▶ To be done: Extract every line of the records that contains the string "leistung", in any capitalization.

[Coordinate annotation records]
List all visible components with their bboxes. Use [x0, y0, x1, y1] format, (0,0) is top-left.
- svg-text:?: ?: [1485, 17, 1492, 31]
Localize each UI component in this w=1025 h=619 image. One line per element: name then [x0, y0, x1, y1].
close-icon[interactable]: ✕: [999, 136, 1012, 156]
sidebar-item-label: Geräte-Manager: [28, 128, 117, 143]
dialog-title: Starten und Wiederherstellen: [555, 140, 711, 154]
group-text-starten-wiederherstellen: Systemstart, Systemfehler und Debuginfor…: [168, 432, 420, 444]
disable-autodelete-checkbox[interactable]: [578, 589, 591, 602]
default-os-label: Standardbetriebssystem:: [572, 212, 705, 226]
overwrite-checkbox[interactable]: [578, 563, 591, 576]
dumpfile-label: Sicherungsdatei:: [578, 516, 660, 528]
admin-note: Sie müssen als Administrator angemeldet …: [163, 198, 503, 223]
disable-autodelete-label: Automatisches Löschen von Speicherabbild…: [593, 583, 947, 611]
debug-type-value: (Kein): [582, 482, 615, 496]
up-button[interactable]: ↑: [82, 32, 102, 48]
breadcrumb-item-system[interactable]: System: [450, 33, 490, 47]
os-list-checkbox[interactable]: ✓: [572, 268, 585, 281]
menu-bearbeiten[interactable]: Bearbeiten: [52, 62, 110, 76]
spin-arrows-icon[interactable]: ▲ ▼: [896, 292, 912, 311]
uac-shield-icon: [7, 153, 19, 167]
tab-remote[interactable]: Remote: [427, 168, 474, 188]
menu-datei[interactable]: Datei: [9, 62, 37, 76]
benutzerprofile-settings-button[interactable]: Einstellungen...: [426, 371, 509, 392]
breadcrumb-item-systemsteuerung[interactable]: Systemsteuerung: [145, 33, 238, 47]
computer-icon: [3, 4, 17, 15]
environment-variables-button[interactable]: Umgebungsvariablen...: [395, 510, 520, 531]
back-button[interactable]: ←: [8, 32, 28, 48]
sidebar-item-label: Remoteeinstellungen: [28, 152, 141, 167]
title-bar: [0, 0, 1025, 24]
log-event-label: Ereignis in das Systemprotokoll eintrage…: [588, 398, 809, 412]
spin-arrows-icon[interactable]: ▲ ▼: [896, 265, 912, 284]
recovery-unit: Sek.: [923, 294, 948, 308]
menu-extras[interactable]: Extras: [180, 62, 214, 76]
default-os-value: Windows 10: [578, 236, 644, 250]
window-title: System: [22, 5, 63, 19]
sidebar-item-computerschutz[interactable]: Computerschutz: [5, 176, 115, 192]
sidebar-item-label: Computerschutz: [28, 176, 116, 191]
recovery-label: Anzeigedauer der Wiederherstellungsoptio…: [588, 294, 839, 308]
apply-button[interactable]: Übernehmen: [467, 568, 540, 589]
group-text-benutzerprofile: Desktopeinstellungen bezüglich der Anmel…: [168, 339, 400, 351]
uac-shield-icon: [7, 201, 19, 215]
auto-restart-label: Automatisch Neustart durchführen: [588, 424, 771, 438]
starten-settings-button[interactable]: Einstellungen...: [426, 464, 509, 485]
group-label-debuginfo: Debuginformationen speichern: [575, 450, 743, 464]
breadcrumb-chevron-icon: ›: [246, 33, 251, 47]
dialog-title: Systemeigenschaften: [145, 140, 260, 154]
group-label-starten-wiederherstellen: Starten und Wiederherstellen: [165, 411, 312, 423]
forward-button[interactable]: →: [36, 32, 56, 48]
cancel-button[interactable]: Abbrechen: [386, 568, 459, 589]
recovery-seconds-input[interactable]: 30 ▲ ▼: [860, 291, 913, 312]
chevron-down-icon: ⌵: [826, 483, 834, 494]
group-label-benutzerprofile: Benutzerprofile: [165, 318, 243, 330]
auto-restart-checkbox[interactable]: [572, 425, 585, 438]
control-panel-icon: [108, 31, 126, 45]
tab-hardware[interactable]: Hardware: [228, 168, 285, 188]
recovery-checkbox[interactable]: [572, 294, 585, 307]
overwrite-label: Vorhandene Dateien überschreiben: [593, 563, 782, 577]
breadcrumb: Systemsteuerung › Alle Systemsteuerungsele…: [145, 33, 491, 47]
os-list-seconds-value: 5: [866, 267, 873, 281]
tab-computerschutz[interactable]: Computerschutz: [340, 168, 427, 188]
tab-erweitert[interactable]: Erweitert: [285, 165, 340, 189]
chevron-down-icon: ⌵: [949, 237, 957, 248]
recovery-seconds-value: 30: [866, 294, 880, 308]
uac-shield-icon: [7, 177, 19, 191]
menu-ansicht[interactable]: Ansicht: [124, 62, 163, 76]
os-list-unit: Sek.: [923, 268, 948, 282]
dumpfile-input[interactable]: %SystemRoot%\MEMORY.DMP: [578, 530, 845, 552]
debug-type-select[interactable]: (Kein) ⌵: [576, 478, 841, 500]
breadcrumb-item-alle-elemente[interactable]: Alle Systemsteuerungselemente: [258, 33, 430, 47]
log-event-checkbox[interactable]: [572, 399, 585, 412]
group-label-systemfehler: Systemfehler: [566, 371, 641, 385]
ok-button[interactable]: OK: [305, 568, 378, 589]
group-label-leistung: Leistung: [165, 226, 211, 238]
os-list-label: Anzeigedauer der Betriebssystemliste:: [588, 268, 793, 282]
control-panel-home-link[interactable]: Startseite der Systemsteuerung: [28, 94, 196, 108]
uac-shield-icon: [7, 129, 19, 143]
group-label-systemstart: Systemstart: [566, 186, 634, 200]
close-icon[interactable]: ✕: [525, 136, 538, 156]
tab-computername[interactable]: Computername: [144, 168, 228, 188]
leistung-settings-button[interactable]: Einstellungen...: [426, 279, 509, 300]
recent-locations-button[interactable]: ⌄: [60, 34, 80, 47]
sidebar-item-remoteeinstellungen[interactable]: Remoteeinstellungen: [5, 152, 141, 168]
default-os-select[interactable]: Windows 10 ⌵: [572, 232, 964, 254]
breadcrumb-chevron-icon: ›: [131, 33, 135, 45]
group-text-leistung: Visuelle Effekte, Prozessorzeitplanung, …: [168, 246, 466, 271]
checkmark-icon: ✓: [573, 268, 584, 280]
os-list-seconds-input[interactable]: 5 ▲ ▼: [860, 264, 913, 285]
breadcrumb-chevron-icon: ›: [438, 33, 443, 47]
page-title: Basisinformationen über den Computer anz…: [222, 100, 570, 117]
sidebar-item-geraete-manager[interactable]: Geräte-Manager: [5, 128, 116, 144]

▶ Final result:
group-label-leistung: Leistung: [165, 226, 211, 238]
leistung-settings-button[interactable]: Einstellungen...: [426, 279, 509, 300]
group-text-leistung: Visuelle Effekte, Prozessorzeitplanung, …: [168, 246, 466, 271]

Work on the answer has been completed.